Repeat the lines that follow, leaving nothing out.

** BEGIN **

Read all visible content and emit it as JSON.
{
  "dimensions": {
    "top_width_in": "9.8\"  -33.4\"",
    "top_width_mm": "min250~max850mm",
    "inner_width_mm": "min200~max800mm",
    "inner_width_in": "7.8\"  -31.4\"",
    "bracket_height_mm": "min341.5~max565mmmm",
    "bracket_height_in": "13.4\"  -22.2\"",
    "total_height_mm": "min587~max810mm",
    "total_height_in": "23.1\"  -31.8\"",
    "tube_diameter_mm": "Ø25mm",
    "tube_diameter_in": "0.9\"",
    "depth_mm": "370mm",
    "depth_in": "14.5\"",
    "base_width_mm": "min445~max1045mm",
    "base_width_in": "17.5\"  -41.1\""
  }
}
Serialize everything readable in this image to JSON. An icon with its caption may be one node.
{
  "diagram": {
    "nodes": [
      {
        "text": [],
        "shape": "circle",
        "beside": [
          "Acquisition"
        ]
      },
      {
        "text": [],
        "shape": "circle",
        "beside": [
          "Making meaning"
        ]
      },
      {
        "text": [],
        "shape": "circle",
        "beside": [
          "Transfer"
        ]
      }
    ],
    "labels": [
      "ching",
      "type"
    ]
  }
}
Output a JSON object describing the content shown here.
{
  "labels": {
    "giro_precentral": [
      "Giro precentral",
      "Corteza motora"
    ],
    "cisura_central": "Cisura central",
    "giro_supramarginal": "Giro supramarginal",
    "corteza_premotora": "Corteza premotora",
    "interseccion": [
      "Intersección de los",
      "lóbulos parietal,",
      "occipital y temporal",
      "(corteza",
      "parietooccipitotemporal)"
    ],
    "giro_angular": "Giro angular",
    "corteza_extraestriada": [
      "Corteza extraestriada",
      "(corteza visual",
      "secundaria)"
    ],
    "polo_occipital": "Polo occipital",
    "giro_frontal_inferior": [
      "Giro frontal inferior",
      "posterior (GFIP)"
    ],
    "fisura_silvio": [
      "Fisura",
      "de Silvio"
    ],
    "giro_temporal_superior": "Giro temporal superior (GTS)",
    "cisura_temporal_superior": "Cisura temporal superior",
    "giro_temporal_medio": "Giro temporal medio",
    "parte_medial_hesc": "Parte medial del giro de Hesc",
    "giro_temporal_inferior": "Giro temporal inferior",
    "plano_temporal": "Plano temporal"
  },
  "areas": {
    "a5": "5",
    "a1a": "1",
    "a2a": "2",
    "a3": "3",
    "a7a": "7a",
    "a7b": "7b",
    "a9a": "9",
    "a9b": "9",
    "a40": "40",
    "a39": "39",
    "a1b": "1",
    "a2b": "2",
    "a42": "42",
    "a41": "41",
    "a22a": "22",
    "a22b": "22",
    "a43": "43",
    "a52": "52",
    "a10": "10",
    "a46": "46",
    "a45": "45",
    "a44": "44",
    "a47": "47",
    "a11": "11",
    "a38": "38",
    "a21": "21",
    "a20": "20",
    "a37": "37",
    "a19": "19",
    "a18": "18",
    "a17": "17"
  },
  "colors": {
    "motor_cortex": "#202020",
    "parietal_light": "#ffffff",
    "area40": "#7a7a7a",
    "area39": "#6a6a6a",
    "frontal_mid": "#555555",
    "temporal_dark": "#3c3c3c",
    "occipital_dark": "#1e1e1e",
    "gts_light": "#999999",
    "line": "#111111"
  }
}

** END **

RESULT BELOW:
Read all visible content and emit it as JSON.
{
  "dimensions": {
    "top_width_in": "9.8\"  -33.4\"",
    "top_width_mm": "min250~max850mm",
    "inner_width_mm": "min200~max800mm",
    "inner_width_in": "7.8\"  -31.4\"",
    "bracket_height_mm": "min341.5~max565mmmm",
    "bracket_height_in": "13.4\"  -22.2\"",
    "total_height_mm": "min587~max810mm",
    "total_height_in": "23.1\"  -31.8\"",
    "tube_diameter_mm": "Ø25mm",
    "tube_diameter_in": "0.9\"",
    "depth_mm": "370mm",
    "depth_in": "14.5\"",
    "base_width_mm": "min445~max1045mm",
    "base_width_in": "17.5\"  -41.1\""
  }
}
Serialize everything readable in this image to JSON. An icon with its caption may be one node.
{
  "diagram": {
    "nodes": [
      {
        "text": [],
        "shape": "circle",
        "beside": [
          "Acquisition"
        ]
      },
      {
        "text": [],
        "shape": "circle",
        "beside": [
          "Making meaning"
        ]
      },
      {
        "text": [],
        "shape": "circle",
        "beside": [
          "Transfer"
        ]
      }
    ],
    "labels": [
      "ching",
      "type"
    ]
  }
}
Output a JSON object describing the content shown here.
{
  "labels": {
    "giro_precentral": [
      "Giro precentral",
      "Corteza motora"
    ],
    "cisura_central": "Cisura central",
    "giro_supramarginal": "Giro supramarginal",
    "corteza_premotora": "Corteza premotora",
    "interseccion": [
      "Intersección de los",
      "lóbulos parietal,",
      "occipital y temporal",
      "(corteza",
      "parietooccipitotemporal)"
    ],
    "giro_angular": "Giro angular",
    "corteza_extraestriada": [
      "Corteza extraestriada",
      "(corteza visual",
      "secundaria)"
    ],
    "polo_occipital": "Polo occipital",
    "giro_frontal_inferior": [
      "Giro frontal inferior",
      "posterior (GFIP)"
    ],
    "fisura_silvio": [
      "Fisura",
      "de Silvio"
    ],
    "giro_temporal_superior": "Giro temporal superior (GTS)",
    "cisura_temporal_superior": "Cisura temporal superior",
    "giro_temporal_medio": "Giro temporal medio",
    "parte_medial_hesc": "Parte medial del giro de Hesc",
    "giro_temporal_inferior": "Giro temporal inferior",
    "plano_temporal": "Plano temporal"
  },
  "areas": {
    "a5": "5",
    "a1a": "1",
    "a2a": "2",
    "a3": "3",
    "a7a": "7a",
    "a7b": "7b",
    "a9a": "9",
    "a9b": "9",
    "a40": "40",
    "a39": "39",
    "a1b": "1",
    "a2b": "2",
    "a42": "42",
    "a41": "41",
    "a22a": "22",
    "a22b": "22",
    "a43": "43",
    "a52": "52",
    "a10": "10",
    "a46": "46",
    "a45": "45",
    "a44": "44",
    "a47": "47",
    "a11": "11",
    "a38": "38",
    "a21": "21",
    "a20": "20",
    "a37": "37",
    "a19": "19",
    "a18": "18",
    "a17": "17"
  },
  "colors": {
    "motor_cortex": "#202020",
    "parietal_light": "#ffffff",
    "area40": "#7a7a7a",
    "area39": "#6a6a6a",
    "frontal_mid": "#555555",
    "temporal_dark": "#3c3c3c",
    "occipital_dark": "#1e1e1e",
    "gts_light": "#999999",
    "line": "#111111"
  }
}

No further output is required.